__RECORDS SHOWN__:

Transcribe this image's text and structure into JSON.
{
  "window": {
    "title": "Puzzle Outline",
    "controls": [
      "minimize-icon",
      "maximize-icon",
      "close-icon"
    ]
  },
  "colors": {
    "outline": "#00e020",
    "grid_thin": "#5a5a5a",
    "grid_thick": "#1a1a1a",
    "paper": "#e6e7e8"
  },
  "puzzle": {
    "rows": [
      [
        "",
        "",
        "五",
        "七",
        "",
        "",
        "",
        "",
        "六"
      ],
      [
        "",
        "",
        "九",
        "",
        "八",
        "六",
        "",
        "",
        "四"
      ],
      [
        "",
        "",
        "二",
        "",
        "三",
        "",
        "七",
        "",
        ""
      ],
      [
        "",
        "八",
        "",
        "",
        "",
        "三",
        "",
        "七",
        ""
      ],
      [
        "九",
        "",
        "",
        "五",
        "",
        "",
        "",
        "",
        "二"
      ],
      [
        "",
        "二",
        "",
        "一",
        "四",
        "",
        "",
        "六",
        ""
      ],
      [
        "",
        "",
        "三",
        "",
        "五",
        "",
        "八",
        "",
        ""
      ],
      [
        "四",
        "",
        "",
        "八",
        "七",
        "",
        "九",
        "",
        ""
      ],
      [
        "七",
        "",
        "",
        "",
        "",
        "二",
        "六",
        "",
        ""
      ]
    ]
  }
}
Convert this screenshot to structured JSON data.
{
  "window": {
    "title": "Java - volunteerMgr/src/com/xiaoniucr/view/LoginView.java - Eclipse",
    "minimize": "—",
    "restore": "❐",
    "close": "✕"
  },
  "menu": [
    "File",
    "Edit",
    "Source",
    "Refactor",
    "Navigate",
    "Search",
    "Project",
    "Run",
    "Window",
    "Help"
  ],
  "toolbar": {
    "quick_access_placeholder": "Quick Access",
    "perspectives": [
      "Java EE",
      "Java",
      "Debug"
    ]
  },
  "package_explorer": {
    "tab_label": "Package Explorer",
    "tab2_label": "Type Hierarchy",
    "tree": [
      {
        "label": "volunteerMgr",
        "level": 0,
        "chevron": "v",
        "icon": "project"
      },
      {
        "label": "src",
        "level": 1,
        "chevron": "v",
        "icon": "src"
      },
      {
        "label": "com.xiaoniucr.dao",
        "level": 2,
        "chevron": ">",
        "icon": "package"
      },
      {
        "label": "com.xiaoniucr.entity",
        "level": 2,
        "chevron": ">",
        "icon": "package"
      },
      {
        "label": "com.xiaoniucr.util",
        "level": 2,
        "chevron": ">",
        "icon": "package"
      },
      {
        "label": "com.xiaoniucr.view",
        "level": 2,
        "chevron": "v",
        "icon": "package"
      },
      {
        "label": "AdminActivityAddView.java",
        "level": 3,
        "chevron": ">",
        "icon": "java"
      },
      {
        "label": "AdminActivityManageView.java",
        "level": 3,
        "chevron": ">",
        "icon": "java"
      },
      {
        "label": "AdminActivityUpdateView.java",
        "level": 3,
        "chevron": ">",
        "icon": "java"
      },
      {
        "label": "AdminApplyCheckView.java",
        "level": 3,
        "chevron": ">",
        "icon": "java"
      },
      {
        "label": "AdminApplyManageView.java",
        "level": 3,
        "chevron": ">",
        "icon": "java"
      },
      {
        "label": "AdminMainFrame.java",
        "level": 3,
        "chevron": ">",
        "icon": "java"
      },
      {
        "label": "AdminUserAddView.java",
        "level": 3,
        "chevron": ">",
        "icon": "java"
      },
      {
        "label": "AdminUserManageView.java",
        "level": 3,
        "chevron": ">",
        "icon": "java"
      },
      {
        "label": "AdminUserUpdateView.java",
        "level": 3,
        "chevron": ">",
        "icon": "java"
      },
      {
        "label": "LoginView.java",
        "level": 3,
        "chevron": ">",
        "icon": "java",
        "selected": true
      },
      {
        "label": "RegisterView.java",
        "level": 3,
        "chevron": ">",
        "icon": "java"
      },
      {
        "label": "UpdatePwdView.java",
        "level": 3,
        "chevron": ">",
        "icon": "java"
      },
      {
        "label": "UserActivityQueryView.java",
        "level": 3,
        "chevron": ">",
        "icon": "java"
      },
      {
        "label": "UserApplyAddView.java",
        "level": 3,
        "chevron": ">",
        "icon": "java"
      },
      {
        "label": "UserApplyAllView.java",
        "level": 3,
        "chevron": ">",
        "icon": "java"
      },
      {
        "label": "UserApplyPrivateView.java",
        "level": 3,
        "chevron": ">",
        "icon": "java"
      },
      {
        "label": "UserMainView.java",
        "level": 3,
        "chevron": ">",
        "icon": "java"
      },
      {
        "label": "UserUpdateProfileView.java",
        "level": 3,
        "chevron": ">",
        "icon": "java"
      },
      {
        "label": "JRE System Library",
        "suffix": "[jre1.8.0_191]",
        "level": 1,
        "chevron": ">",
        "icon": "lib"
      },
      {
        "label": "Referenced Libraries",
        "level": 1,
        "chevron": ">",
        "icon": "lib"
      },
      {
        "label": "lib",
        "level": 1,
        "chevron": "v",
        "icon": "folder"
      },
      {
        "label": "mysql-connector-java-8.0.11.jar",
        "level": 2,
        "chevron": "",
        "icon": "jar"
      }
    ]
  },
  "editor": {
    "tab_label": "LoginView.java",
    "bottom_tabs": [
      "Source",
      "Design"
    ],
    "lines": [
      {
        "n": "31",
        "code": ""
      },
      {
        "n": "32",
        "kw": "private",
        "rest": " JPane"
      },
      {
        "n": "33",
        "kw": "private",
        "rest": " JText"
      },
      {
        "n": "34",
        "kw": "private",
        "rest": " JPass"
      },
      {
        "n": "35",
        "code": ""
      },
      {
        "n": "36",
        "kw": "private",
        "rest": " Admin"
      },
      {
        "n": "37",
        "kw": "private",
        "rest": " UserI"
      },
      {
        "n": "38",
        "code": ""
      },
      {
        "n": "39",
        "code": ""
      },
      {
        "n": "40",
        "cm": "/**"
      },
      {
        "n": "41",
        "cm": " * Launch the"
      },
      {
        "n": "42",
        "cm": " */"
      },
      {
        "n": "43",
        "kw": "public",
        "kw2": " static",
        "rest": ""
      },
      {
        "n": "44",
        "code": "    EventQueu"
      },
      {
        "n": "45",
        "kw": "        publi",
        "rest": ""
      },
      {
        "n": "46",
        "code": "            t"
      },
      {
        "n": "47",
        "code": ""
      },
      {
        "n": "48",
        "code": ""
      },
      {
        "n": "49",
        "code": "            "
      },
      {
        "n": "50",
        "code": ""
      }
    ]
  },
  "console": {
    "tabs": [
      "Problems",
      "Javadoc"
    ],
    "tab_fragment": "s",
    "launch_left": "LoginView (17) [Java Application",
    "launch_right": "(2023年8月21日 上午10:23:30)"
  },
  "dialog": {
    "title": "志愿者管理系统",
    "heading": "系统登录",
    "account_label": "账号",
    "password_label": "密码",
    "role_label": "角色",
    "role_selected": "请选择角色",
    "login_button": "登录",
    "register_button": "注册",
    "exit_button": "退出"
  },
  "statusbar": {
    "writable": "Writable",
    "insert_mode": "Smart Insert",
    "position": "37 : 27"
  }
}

__REQUIREMENTS__: Write the data out again in full and exactly.

__RIGHT ANSWER__:
Transcribe this image's text and structure into JSON.
{
  "window": {
    "title": "Puzzle Outline",
    "controls": [
      "minimize-icon",
      "maximize-icon",
      "close-icon"
    ]
  },
  "colors": {
    "outline": "#00e020",
    "grid_thin": "#5a5a5a",
    "grid_thick": "#1a1a1a",
    "paper": "#e6e7e8"
  },
  "puzzle": {
    "rows": [
      [
        "",
        "",
        "五",
        "七",
        "",
        "",
        "",
        "",
        "六"
      ],
      [
        "",
        "",
        "九",
        "",
        "八",
        "六",
        "",
        "",
        "四"
      ],
      [
        "",
        "",
        "二",
        "",
        "三",
        "",
        "七",
        "",
        ""
      ],
      [
        "",
        "八",
        "",
        "",
        "",
        "三",
        "",
        "七",
        ""
      ],
      [
        "九",
        "",
        "",
        "五",
        "",
        "",
        "",
        "",
        "二"
      ],
      [
        "",
        "二",
        "",
        "一",
        "四",
        "",
        "",
        "六",
        ""
      ],
      [
        "",
        "",
        "三",
        "",
        "五",
        "",
        "八",
        "",
        ""
      ],
      [
        "四",
        "",
        "",
        "八",
        "七",
        "",
        "九",
        "",
        ""
      ],
      [
        "七",
        "",
        "",
        "",
        "",
        "二",
        "六",
        "",
        ""
      ]
    ]
  }
}
Convert this screenshot to structured JSON data.
{
  "window": {
    "title": "Java - volunteerMgr/src/com/xiaoniucr/view/LoginView.java - Eclipse",
    "minimize": "—",
    "restore": "❐",
    "close": "✕"
  },
  "menu": [
    "File",
    "Edit",
    "Source",
    "Refactor",
    "Navigate",
    "Search",
    "Project",
    "Run",
    "Window",
    "Help"
  ],
  "toolbar": {
    "quick_access_placeholder": "Quick Access",
    "perspectives": [
      "Java EE",
      "Java",
      "Debug"
    ]
  },
  "package_explorer": {
    "tab_label": "Package Explorer",
    "tab2_label": "Type Hierarchy",
    "tree": [
      {
        "label": "volunteerMgr",
        "level": 0,
        "chevron": "v",
        "icon": "project"
      },
      {
        "label": "src",
        "level": 1,
        "chevron": "v",
        "icon": "src"
      },
      {
        "label": "com.xiaoniucr.dao",
        "level": 2,
        "chevron": ">",
        "icon": "package"
      },
      {
        "label": "com.xiaoniucr.entity",
        "level": 2,
        "chevron": ">",
        "icon": "package"
      },
      {
        "label": "com.xiaoniucr.util",
        "level": 2,
        "chevron": ">",
        "icon": "package"
      },
      {
        "label": "com.xiaoniucr.view",
        "level": 2,
        "chevron": "v",
        "icon": "package"
      },
      {
        "label": "AdminActivityAddView.java",
        "level": 3,
        "chevron": ">",
        "icon": "java"
      },
      {
        "label": "AdminActivityManageView.java",
        "level": 3,
        "chevron": ">",
        "icon": "java"
      },
      {
        "label": "AdminActivityUpdateView.java",
        "level": 3,
        "chevron": ">",
        "icon": "java"
      },
      {
        "label": "AdminApplyCheckView.java",
        "level": 3,
        "chevron": ">",
        "icon": "java"
      },
      {
        "label": "AdminApplyManageView.java",
        "level": 3,
        "chevron": ">",
        "icon": "java"
      },
      {
        "label": "AdminMainFrame.java",
        "level": 3,
        "chevron": ">",
        "icon": "java"
      },
      {
        "label": "AdminUserAddView.java",
        "level": 3,
        "chevron": ">",
        "icon": "java"
      },
      {
        "label": "AdminUserManageView.java",
        "level": 3,
        "chevron": ">",
        "icon": "java"
      },
      {
        "label": "AdminUserUpdateView.java",
        "level": 3,
        "chevron": ">",
        "icon": "java"
      },
      {
        "label": "LoginView.java",
        "level": 3,
        "chevron": ">",
        "icon": "java",
        "selected": true
      },
      {
        "label": "RegisterView.java",
        "level": 3,
        "chevron": ">",
        "icon": "java"
      },
      {
        "label": "UpdatePwdView.java",
        "level": 3,
        "chevron": ">",
        "icon": "java"
      },
      {
        "label": "UserActivityQueryView.java",
        "level": 3,
        "chevron": ">",
        "icon": "java"
      },
      {
        "label": "UserApplyAddView.java",
        "level": 3,
        "chevron": ">",
        "icon": "java"
      },
      {
        "label": "UserApplyAllView.java",
        "level": 3,
        "chevron": ">",
        "icon": "java"
      },
      {
        "label": "UserApplyPrivateView.java",
        "level": 3,
        "chevron": ">",
        "icon": "java"
      },
      {
        "label": "UserMainView.java",
        "level": 3,
        "chevron": ">",
        "icon": "java"
      },
      {
        "label": "UserUpdateProfileView.java",
        "level": 3,
        "chevron": ">",
        "icon": "java"
      },
      {
        "label": "JRE System Library",
        "suffix": "[jre1.8.0_191]",
        "level": 1,
        "chevron": ">",
        "icon": "lib"
      },
      {
        "label": "Referenced Libraries",
        "level": 1,
        "chevron": ">",
        "icon": "lib"
      },
      {
        "label": "lib",
        "level": 1,
        "chevron": "v",
        "icon": "folder"
      },
      {
        "label": "mysql-connector-java-8.0.11.jar",
        "level": 2,
        "chevron": "",
        "icon": "jar"
      }
    ]
  },
  "editor": {
    "tab_label": "LoginView.java",
    "bottom_tabs": [
      "Source",
      "Design"
    ],
    "lines": [
      {
        "n": "31",
        "code": ""
      },
      {
        "n": "32",
        "kw": "private",
        "rest": " JPane"
      },
      {
        "n": "33",
        "kw": "private",
        "rest": " JText"
      },
      {
        "n": "34",
        "kw": "private",
        "rest": " JPass"
      },
      {
        "n": "35",
        "code": ""
      },
      {
        "n": "36",
        "kw": "private",
        "rest": " Admin"
      },
      {
        "n": "37",
        "kw": "private",
        "rest": " UserI"
      },
      {
        "n": "38",
        "code": ""
      },
      {
        "n": "39",
        "code": ""
      },
      {
        "n": "40",
        "cm": "/**"
      },
      {
        "n": "41",
        "cm": " * Launch the"
      },
      {
        "n": "42",
        "cm": " */"
      },
      {
        "n": "43",
        "kw": "public",
        "kw2": " static",
        "rest": ""
      },
      {
        "n": "44",
        "code": "    EventQueu"
      },
      {
        "n": "45",
        "kw": "        publi",
        "rest": ""
      },
      {
        "n": "46",
        "code": "            t"
      },
      {
        "n": "47",
        "code": ""
      },
      {
        "n": "48",
        "code": ""
      },
      {
        "n": "49",
        "code": "            "
      },
      {
        "n": "50",
        "code": ""
      }
    ]
  },
  "console": {
    "tabs": [
      "Problems",
      "Javadoc"
    ],
    "tab_fragment": "s",
    "launch_left": "LoginView (17) [Java Application",
    "launch_right": "(2023年8月21日 上午10:23:30)"
  },
  "dialog": {
    "title": "志愿者管理系统",
    "heading": "系统登录",
    "account_label": "账号",
    "password_label": "密码",
    "role_label": "角色",
    "role_selected": "请选择角色",
    "login_button": "登录",
    "register_button": "注册",
    "exit_button": "退出"
  },
  "statusbar": {
    "writable": "Writable",
    "insert_mode": "Smart Insert",
    "position": "37 : 27"
  }
}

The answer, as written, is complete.